The task
Copy the data below exactly, omitting any picture it contains.

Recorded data
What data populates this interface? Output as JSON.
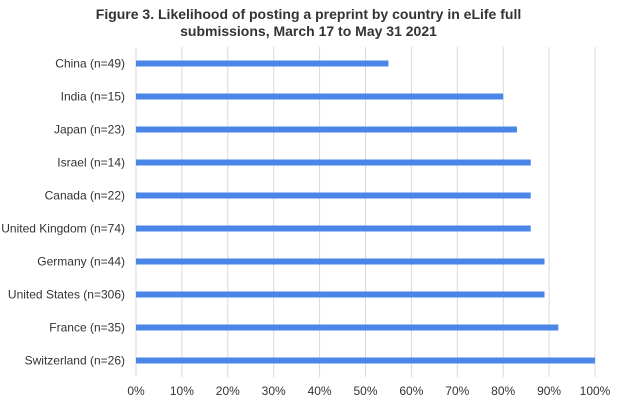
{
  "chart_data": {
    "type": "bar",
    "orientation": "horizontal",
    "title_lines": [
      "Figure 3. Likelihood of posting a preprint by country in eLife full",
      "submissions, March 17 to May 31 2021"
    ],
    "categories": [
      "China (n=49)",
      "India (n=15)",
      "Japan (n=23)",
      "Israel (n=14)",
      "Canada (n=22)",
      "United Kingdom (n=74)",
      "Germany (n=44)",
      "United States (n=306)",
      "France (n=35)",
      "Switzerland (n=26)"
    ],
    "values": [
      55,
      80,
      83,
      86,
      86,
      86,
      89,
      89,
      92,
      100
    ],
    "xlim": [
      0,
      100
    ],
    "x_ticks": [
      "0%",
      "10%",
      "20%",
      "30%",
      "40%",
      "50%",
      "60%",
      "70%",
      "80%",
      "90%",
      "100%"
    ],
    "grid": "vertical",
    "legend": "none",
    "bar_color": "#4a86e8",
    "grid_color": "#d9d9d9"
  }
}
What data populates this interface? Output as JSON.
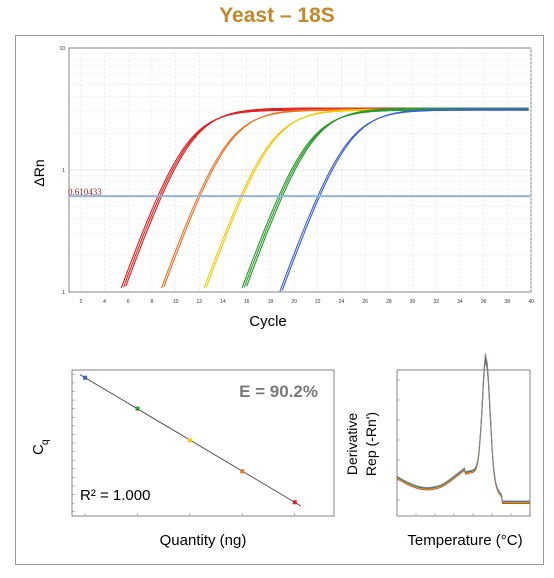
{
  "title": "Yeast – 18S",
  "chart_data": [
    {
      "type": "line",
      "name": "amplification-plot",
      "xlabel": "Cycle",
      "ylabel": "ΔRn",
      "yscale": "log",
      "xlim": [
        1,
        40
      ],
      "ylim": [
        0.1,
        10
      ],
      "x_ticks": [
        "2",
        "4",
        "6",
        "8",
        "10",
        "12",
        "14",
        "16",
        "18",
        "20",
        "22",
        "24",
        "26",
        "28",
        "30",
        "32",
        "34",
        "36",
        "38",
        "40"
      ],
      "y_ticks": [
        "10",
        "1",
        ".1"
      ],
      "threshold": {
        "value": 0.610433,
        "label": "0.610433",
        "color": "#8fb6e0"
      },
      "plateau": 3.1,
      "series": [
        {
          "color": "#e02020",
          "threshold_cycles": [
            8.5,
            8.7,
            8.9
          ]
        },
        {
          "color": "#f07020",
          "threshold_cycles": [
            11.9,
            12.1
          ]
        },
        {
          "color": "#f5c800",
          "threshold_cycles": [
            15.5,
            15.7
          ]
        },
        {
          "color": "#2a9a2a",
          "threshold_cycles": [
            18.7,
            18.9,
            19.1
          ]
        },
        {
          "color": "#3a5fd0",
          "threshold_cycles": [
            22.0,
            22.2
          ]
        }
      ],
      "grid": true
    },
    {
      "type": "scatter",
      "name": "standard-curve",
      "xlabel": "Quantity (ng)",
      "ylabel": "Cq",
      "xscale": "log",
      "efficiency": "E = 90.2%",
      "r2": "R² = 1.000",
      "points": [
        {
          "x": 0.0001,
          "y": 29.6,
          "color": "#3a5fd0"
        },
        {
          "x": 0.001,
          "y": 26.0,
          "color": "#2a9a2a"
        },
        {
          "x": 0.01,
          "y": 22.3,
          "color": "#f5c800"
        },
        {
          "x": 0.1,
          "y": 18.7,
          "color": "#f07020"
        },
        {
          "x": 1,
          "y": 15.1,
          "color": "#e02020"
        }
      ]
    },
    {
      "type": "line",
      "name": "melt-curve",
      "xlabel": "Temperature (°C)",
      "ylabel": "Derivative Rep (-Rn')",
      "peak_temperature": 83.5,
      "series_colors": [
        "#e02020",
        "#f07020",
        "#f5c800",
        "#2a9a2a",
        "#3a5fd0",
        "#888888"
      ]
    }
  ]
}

Reply
What data populates this interface? Output as JSON.
{
  "chart_data": {
    "type": "bar",
    "orientation": "horizontal",
    "title_lines": [
      "Figure 3. Likelihood of posting a preprint by country in eLife full",
      "submissions, March 17 to May 31 2021"
    ],
    "categories": [
      "China (n=49)",
      "India (n=15)",
      "Japan (n=23)",
      "Israel (n=14)",
      "Canada (n=22)",
      "United Kingdom (n=74)",
      "Germany (n=44)",
      "United States (n=306)",
      "France (n=35)",
      "Switzerland (n=26)"
    ],
    "values": [
      55,
      80,
      83,
      86,
      86,
      86,
      89,
      89,
      92,
      100
    ],
    "xlim": [
      0,
      100
    ],
    "x_ticks": [
      "0%",
      "10%",
      "20%",
      "30%",
      "40%",
      "50%",
      "60%",
      "70%",
      "80%",
      "90%",
      "100%"
    ],
    "grid": "vertical",
    "legend": "none",
    "bar_color": "#4a86e8",
    "grid_color": "#d9d9d9"
  }
}
What data populates this interface? Output as JSON.
{
  "title": "Yeast – 18S",
  "chart_data": [
    {
      "type": "line",
      "name": "amplification-plot",
      "xlabel": "Cycle",
      "ylabel": "ΔRn",
      "yscale": "log",
      "xlim": [
        1,
        40
      ],
      "ylim": [
        0.1,
        10
      ],
      "x_ticks": [
        "2",
        "4",
        "6",
        "8",
        "10",
        "12",
        "14",
        "16",
        "18",
        "20",
        "22",
        "24",
        "26",
        "28",
        "30",
        "32",
        "34",
        "36",
        "38",
        "40"
      ],
      "y_ticks": [
        "10",
        "1",
        ".1"
      ],
      "threshold": {
        "value": 0.610433,
        "label": "0.610433",
        "color": "#8fb6e0"
      },
      "plateau": 3.1,
      "series": [
        {
          "color": "#e02020",
          "threshold_cycles": [
            8.5,
            8.7,
            8.9
          ]
        },
        {
          "color": "#f07020",
          "threshold_cycles": [
            11.9,
            12.1
          ]
        },
        {
          "color": "#f5c800",
          "threshold_cycles": [
            15.5,
            15.7
          ]
        },
        {
          "color": "#2a9a2a",
          "threshold_cycles": [
            18.7,
            18.9,
            19.1
          ]
        },
        {
          "color": "#3a5fd0",
          "threshold_cycles": [
            22.0,
            22.2
          ]
        }
      ],
      "grid": true
    },
    {
      "type": "scatter",
      "name": "standard-curve",
      "xlabel": "Quantity (ng)",
      "ylabel": "Cq",
      "xscale": "log",
      "efficiency": "E = 90.2%",
      "r2": "R² = 1.000",
      "points": [
        {
          "x": 0.0001,
          "y": 29.6,
          "color": "#3a5fd0"
        },
        {
          "x": 0.001,
          "y": 26.0,
          "color": "#2a9a2a"
        },
        {
          "x": 0.01,
          "y": 22.3,
          "color": "#f5c800"
        },
        {
          "x": 0.1,
          "y": 18.7,
          "color": "#f07020"
        },
        {
          "x": 1,
          "y": 15.1,
          "color": "#e02020"
        }
      ]
    },
    {
      "type": "line",
      "name": "melt-curve",
      "xlabel": "Temperature (°C)",
      "ylabel": "Derivative Rep (-Rn')",
      "peak_temperature": 83.5,
      "series_colors": [
        "#e02020",
        "#f07020",
        "#f5c800",
        "#2a9a2a",
        "#3a5fd0",
        "#888888"
      ]
    }
  ]
}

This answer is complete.